● **Problem statement**: Give the number of lines below that contain "Ellos", with no other output.

Extracted data entries:
========
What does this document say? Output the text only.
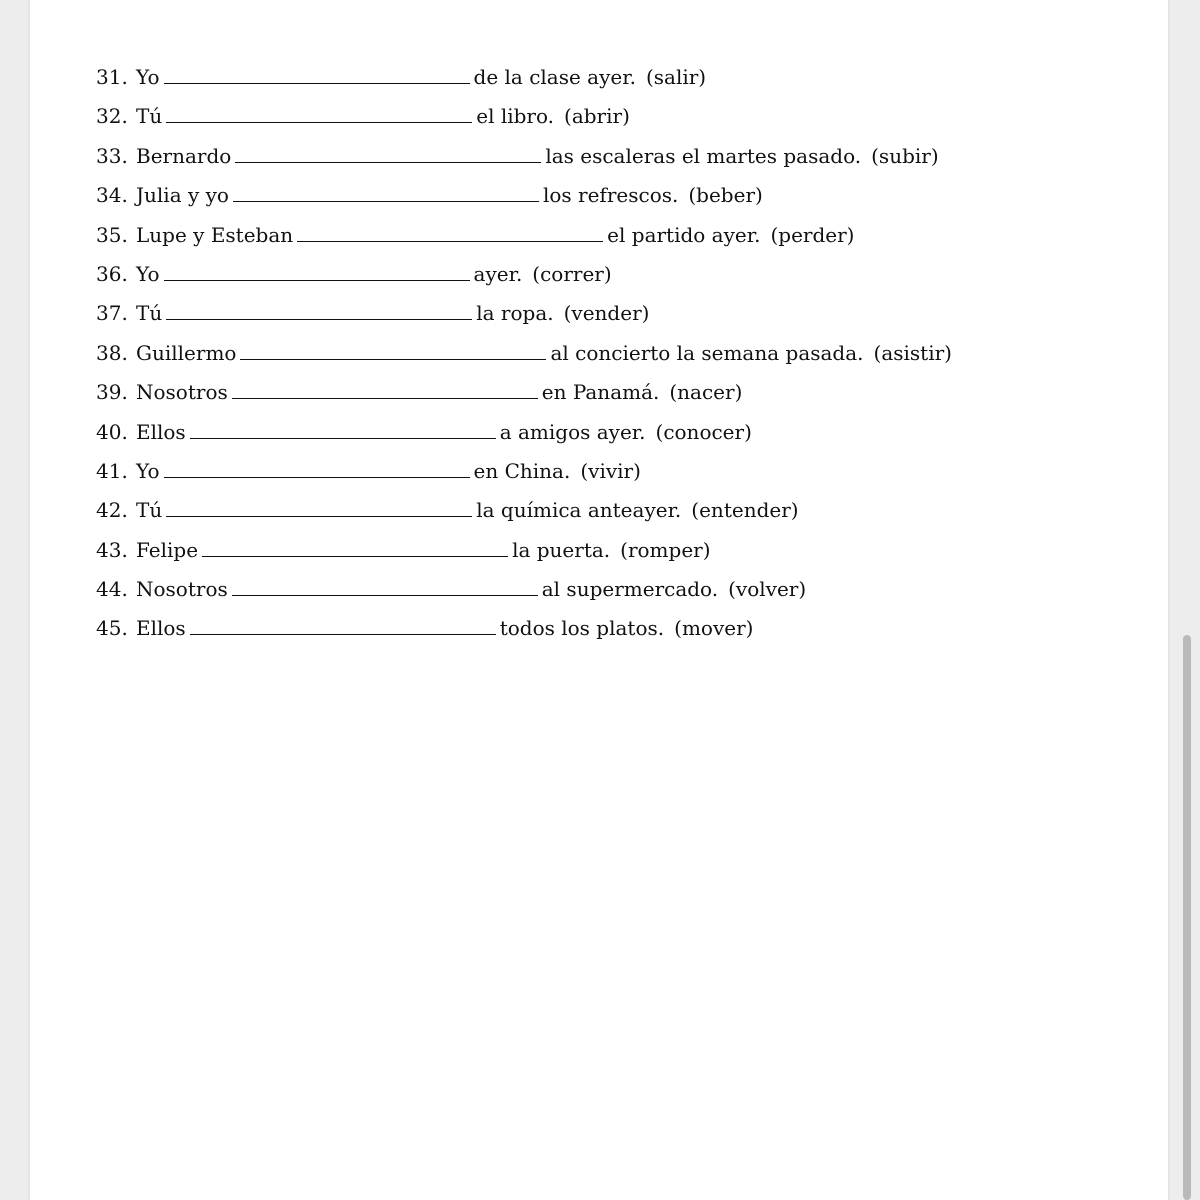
31. Yo	de la clase ayer. (salir)
32. Tú	el libro. (abrir)
33. Bernardo	las escaleras el martes pasado. (subir)
34. Julia y yo	los refrescos. (beber)
35. Lupe y Esteban	el partido ayer. (perder)
36. Yo	ayer. (correr)
37. Tú	la ropa. (vender)
38. Guillermo	al concierto la semana pasada. (asistir)
39. Nosotros	en Panamá. (nacer)
40. Ellos	a amigos ayer. (conocer)
41. Yo	en China. (vivir)
42. Tú	la química anteayer. (entender)
43. Felipe	la puerta. (romper)
44. Nosotros	al supermercado. (volver)
45. Ellos	todos los platos. (mover)
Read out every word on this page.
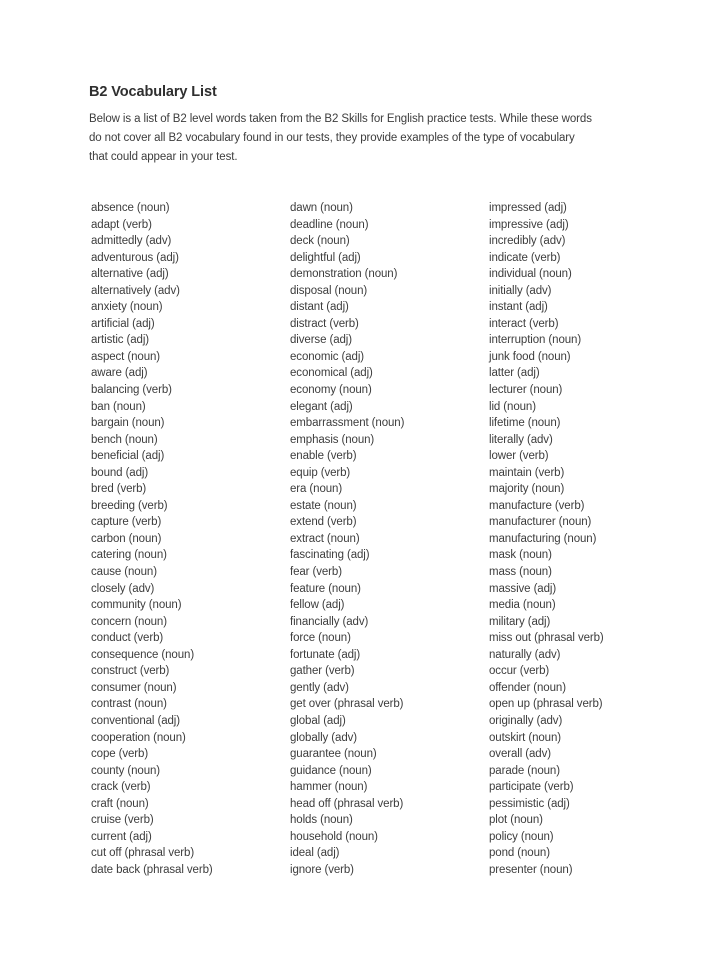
B2 Vocabulary List
Below is a list of B2 level words taken from the B2 Skills for English practice tests. While these words
do not cover all B2 vocabulary found in our tests, they provide examples of the type of vocabulary
that could appear in your test.
absence (noun)
adapt (verb)
admittedly (adv)
adventurous (adj)
alternative (adj)
alternatively (adv)
anxiety (noun)
artificial (adj)
artistic (adj)
aspect (noun)
aware (adj)
balancing (verb)
ban (noun)
bargain (noun)
bench (noun)
beneficial (adj)
bound (adj)
bred (verb)
breeding (verb)
capture (verb)
carbon (noun)
catering (noun)
cause (noun)
closely (adv)
community (noun)
concern (noun)
conduct (verb)
consequence (noun)
construct (verb)
consumer (noun)
contrast (noun)
conventional (adj)
cooperation (noun)
cope (verb)
county (noun)
crack (verb)
craft (noun)
cruise (verb)
current (adj)
cut off (phrasal verb)
date back (phrasal verb)
dawn (noun)
deadline (noun)
deck (noun)
delightful (adj)
demonstration (noun)
disposal (noun)
distant (adj)
distract (verb)
diverse (adj)
economic (adj)
economical (adj)
economy (noun)
elegant (adj)
embarrassment (noun)
emphasis (noun)
enable (verb)
equip (verb)
era (noun)
estate (noun)
extend (verb)
extract (noun)
fascinating (adj)
fear (verb)
feature (noun)
fellow (adj)
financially (adv)
force (noun)
fortunate (adj)
gather (verb)
gently (adv)
get over (phrasal verb)
global (adj)
globally (adv)
guarantee (noun)
guidance (noun)
hammer (noun)
head off (phrasal verb)
holds (noun)
household (noun)
ideal (adj)
ignore (verb)
impressed (adj)
impressive (adj)
incredibly (adv)
indicate (verb)
individual (noun)
initially (adv)
instant (adj)
interact (verb)
interruption (noun)
junk food (noun)
latter (adj)
lecturer (noun)
lid (noun)
lifetime (noun)
literally (adv)
lower (verb)
maintain (verb)
majority (noun)
manufacture (verb)
manufacturer (noun)
manufacturing (noun)
mask (noun)
mass (noun)
massive (adj)
media (noun)
military (adj)
miss out (phrasal verb)
naturally (adv)
occur (verb)
offender (noun)
open up (phrasal verb)
originally (adv)
outskirt (noun)
overall (adv)
parade (noun)
participate (verb)
pessimistic (adj)
plot (noun)
policy (noun)
pond (noun)
presenter (noun)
========
● **Expected answer**: 2